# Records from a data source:
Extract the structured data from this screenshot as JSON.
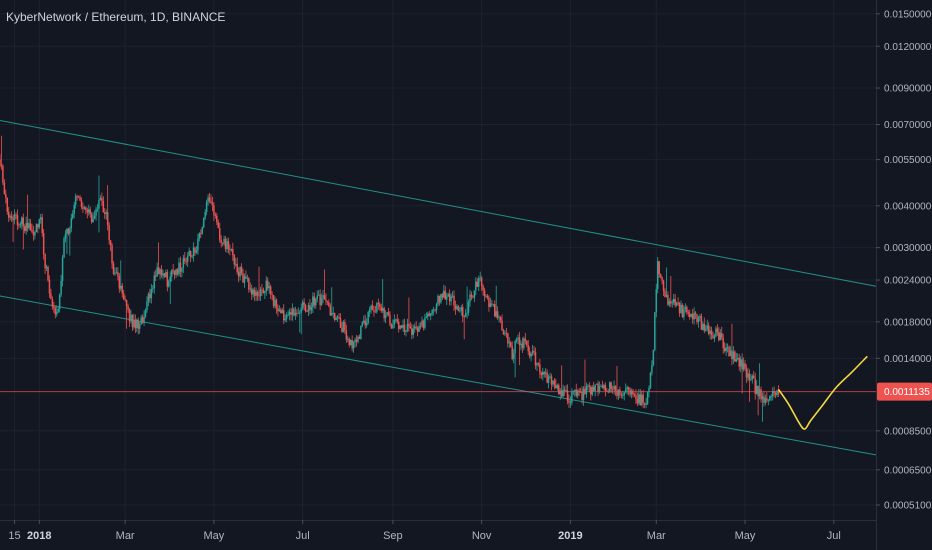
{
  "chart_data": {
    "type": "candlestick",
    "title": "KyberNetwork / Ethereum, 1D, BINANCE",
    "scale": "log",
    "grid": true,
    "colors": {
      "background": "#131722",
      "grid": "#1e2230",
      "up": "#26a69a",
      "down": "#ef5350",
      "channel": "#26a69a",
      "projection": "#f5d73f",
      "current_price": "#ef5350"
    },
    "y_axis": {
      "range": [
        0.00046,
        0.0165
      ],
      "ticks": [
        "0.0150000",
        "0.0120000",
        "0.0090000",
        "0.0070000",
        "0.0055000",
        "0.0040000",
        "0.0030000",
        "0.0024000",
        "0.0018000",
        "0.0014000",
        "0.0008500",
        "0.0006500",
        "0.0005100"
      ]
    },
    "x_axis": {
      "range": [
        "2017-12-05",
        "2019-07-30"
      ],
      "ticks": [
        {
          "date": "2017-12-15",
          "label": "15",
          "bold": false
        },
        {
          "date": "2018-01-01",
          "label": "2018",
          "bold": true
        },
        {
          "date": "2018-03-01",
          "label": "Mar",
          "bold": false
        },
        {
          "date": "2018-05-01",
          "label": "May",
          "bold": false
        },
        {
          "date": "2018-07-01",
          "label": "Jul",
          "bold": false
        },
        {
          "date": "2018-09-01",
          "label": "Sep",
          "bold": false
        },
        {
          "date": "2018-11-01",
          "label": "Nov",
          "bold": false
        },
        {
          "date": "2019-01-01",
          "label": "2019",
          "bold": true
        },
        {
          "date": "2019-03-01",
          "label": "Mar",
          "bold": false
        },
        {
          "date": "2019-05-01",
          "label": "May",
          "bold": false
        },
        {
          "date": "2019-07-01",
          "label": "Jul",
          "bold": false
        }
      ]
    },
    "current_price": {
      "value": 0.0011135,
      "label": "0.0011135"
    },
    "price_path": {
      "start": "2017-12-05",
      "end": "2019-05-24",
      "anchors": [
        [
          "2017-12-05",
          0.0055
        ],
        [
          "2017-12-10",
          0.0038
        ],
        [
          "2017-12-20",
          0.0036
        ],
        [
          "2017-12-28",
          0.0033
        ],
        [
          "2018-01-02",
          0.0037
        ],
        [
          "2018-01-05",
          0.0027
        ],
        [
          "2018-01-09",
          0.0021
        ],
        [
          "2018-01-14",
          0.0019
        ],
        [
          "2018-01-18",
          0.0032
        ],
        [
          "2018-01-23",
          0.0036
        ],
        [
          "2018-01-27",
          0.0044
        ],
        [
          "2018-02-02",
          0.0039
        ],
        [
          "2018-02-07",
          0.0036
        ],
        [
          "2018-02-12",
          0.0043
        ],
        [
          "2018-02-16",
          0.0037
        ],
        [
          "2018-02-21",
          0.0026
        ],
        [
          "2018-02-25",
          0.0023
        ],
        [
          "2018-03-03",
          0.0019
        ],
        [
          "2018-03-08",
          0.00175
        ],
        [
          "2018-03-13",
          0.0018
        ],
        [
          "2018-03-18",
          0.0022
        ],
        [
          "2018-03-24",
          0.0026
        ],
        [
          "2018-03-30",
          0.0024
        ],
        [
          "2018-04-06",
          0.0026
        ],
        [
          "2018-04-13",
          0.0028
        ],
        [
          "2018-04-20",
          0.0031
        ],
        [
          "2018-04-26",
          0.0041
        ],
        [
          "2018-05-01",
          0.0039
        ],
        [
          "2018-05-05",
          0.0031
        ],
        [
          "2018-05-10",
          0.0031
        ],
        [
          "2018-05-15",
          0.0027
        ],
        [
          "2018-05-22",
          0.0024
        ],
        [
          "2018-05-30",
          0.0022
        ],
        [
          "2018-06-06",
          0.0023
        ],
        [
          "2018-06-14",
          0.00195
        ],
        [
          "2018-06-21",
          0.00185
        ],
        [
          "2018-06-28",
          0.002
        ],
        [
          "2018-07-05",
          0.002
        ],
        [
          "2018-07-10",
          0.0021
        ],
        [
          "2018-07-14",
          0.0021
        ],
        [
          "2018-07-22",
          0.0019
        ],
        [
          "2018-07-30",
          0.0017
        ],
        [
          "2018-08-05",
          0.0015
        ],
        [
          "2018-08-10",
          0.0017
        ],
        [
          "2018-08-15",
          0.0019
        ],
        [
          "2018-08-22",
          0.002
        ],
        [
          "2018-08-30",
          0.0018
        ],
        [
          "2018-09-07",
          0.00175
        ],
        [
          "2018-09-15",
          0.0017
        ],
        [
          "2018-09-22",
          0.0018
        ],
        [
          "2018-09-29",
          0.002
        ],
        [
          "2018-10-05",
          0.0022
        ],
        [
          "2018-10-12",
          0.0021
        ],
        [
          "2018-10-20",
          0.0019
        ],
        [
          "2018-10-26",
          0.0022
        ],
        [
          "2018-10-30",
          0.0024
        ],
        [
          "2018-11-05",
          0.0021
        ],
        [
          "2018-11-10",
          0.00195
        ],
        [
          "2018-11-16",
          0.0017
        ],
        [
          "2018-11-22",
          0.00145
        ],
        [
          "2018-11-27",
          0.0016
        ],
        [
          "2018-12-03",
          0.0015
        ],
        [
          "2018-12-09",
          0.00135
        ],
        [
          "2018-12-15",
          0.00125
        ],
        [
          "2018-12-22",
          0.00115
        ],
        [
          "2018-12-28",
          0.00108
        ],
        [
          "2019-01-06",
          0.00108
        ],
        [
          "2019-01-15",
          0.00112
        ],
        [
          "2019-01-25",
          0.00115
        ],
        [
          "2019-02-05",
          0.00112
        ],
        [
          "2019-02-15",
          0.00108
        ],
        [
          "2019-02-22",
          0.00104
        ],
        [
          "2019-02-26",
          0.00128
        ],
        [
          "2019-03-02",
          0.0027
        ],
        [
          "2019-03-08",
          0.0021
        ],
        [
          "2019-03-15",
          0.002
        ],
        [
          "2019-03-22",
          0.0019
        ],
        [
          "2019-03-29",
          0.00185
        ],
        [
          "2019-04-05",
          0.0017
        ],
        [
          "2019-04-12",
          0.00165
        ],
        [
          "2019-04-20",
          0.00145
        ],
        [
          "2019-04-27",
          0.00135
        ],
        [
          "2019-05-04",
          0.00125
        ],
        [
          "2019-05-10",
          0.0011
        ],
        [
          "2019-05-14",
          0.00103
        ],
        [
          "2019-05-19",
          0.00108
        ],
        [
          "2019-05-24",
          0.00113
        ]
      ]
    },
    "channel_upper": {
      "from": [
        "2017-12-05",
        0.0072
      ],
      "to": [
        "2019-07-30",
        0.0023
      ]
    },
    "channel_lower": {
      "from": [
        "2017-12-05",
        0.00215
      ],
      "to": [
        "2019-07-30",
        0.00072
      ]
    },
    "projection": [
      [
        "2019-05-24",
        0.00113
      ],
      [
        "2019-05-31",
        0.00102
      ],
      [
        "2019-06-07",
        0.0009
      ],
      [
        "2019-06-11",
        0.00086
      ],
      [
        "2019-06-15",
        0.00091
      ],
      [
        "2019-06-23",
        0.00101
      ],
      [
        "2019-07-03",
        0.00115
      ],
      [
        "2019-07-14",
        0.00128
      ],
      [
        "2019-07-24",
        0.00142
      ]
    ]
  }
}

# Instruction:
Write out all the entries exactly, except for the pictures.

# Correct output:
Extract the structured data from this screenshot as JSON.
{
  "chart_data": {
    "type": "candlestick",
    "title": "KyberNetwork / Ethereum, 1D, BINANCE",
    "scale": "log",
    "grid": true,
    "colors": {
      "background": "#131722",
      "grid": "#1e2230",
      "up": "#26a69a",
      "down": "#ef5350",
      "channel": "#26a69a",
      "projection": "#f5d73f",
      "current_price": "#ef5350"
    },
    "y_axis": {
      "range": [
        0.00046,
        0.0165
      ],
      "ticks": [
        "0.0150000",
        "0.0120000",
        "0.0090000",
        "0.0070000",
        "0.0055000",
        "0.0040000",
        "0.0030000",
        "0.0024000",
        "0.0018000",
        "0.0014000",
        "0.0008500",
        "0.0006500",
        "0.0005100"
      ]
    },
    "x_axis": {
      "range": [
        "2017-12-05",
        "2019-07-30"
      ],
      "ticks": [
        {
          "date": "2017-12-15",
          "label": "15",
          "bold": false
        },
        {
          "date": "2018-01-01",
          "label": "2018",
          "bold": true
        },
        {
          "date": "2018-03-01",
          "label": "Mar",
          "bold": false
        },
        {
          "date": "2018-05-01",
          "label": "May",
          "bold": false
        },
        {
          "date": "2018-07-01",
          "label": "Jul",
          "bold": false
        },
        {
          "date": "2018-09-01",
          "label": "Sep",
          "bold": false
        },
        {
          "date": "2018-11-01",
          "label": "Nov",
          "bold": false
        },
        {
          "date": "2019-01-01",
          "label": "2019",
          "bold": true
        },
        {
          "date": "2019-03-01",
          "label": "Mar",
          "bold": false
        },
        {
          "date": "2019-05-01",
          "label": "May",
          "bold": false
        },
        {
          "date": "2019-07-01",
          "label": "Jul",
          "bold": false
        }
      ]
    },
    "current_price": {
      "value": 0.0011135,
      "label": "0.0011135"
    },
    "price_path": {
      "start": "2017-12-05",
      "end": "2019-05-24",
      "anchors": [
        [
          "2017-12-05",
          0.0055
        ],
        [
          "2017-12-10",
          0.0038
        ],
        [
          "2017-12-20",
          0.0036
        ],
        [
          "2017-12-28",
          0.0033
        ],
        [
          "2018-01-02",
          0.0037
        ],
        [
          "2018-01-05",
          0.0027
        ],
        [
          "2018-01-09",
          0.0021
        ],
        [
          "2018-01-14",
          0.0019
        ],
        [
          "2018-01-18",
          0.0032
        ],
        [
          "2018-01-23",
          0.0036
        ],
        [
          "2018-01-27",
          0.0044
        ],
        [
          "2018-02-02",
          0.0039
        ],
        [
          "2018-02-07",
          0.0036
        ],
        [
          "2018-02-12",
          0.0043
        ],
        [
          "2018-02-16",
          0.0037
        ],
        [
          "2018-02-21",
          0.0026
        ],
        [
          "2018-02-25",
          0.0023
        ],
        [
          "2018-03-03",
          0.0019
        ],
        [
          "2018-03-08",
          0.00175
        ],
        [
          "2018-03-13",
          0.0018
        ],
        [
          "2018-03-18",
          0.0022
        ],
        [
          "2018-03-24",
          0.0026
        ],
        [
          "2018-03-30",
          0.0024
        ],
        [
          "2018-04-06",
          0.0026
        ],
        [
          "2018-04-13",
          0.0028
        ],
        [
          "2018-04-20",
          0.0031
        ],
        [
          "2018-04-26",
          0.0041
        ],
        [
          "2018-05-01",
          0.0039
        ],
        [
          "2018-05-05",
          0.0031
        ],
        [
          "2018-05-10",
          0.0031
        ],
        [
          "2018-05-15",
          0.0027
        ],
        [
          "2018-05-22",
          0.0024
        ],
        [
          "2018-05-30",
          0.0022
        ],
        [
          "2018-06-06",
          0.0023
        ],
        [
          "2018-06-14",
          0.00195
        ],
        [
          "2018-06-21",
          0.00185
        ],
        [
          "2018-06-28",
          0.002
        ],
        [
          "2018-07-05",
          0.002
        ],
        [
          "2018-07-10",
          0.0021
        ],
        [
          "2018-07-14",
          0.0021
        ],
        [
          "2018-07-22",
          0.0019
        ],
        [
          "2018-07-30",
          0.0017
        ],
        [
          "2018-08-05",
          0.0015
        ],
        [
          "2018-08-10",
          0.0017
        ],
        [
          "2018-08-15",
          0.0019
        ],
        [
          "2018-08-22",
          0.002
        ],
        [
          "2018-08-30",
          0.0018
        ],
        [
          "2018-09-07",
          0.00175
        ],
        [
          "2018-09-15",
          0.0017
        ],
        [
          "2018-09-22",
          0.0018
        ],
        [
          "2018-09-29",
          0.002
        ],
        [
          "2018-10-05",
          0.0022
        ],
        [
          "2018-10-12",
          0.0021
        ],
        [
          "2018-10-20",
          0.0019
        ],
        [
          "2018-10-26",
          0.0022
        ],
        [
          "2018-10-30",
          0.0024
        ],
        [
          "2018-11-05",
          0.0021
        ],
        [
          "2018-11-10",
          0.00195
        ],
        [
          "2018-11-16",
          0.0017
        ],
        [
          "2018-11-22",
          0.00145
        ],
        [
          "2018-11-27",
          0.0016
        ],
        [
          "2018-12-03",
          0.0015
        ],
        [
          "2018-12-09",
          0.00135
        ],
        [
          "2018-12-15",
          0.00125
        ],
        [
          "2018-12-22",
          0.00115
        ],
        [
          "2018-12-28",
          0.00108
        ],
        [
          "2019-01-06",
          0.00108
        ],
        [
          "2019-01-15",
          0.00112
        ],
        [
          "2019-01-25",
          0.00115
        ],
        [
          "2019-02-05",
          0.00112
        ],
        [
          "2019-02-15",
          0.00108
        ],
        [
          "2019-02-22",
          0.00104
        ],
        [
          "2019-02-26",
          0.00128
        ],
        [
          "2019-03-02",
          0.0027
        ],
        [
          "2019-03-08",
          0.0021
        ],
        [
          "2019-03-15",
          0.002
        ],
        [
          "2019-03-22",
          0.0019
        ],
        [
          "2019-03-29",
          0.00185
        ],
        [
          "2019-04-05",
          0.0017
        ],
        [
          "2019-04-12",
          0.00165
        ],
        [
          "2019-04-20",
          0.00145
        ],
        [
          "2019-04-27",
          0.00135
        ],
        [
          "2019-05-04",
          0.00125
        ],
        [
          "2019-05-10",
          0.0011
        ],
        [
          "2019-05-14",
          0.00103
        ],
        [
          "2019-05-19",
          0.00108
        ],
        [
          "2019-05-24",
          0.00113
        ]
      ]
    },
    "channel_upper": {
      "from": [
        "2017-12-05",
        0.0072
      ],
      "to": [
        "2019-07-30",
        0.0023
      ]
    },
    "channel_lower": {
      "from": [
        "2017-12-05",
        0.00215
      ],
      "to": [
        "2019-07-30",
        0.00072
      ]
    },
    "projection": [
      [
        "2019-05-24",
        0.00113
      ],
      [
        "2019-05-31",
        0.00102
      ],
      [
        "2019-06-07",
        0.0009
      ],
      [
        "2019-06-11",
        0.00086
      ],
      [
        "2019-06-15",
        0.00091
      ],
      [
        "2019-06-23",
        0.00101
      ],
      [
        "2019-07-03",
        0.00115
      ],
      [
        "2019-07-14",
        0.00128
      ],
      [
        "2019-07-24",
        0.00142
      ]
    ]
  }
}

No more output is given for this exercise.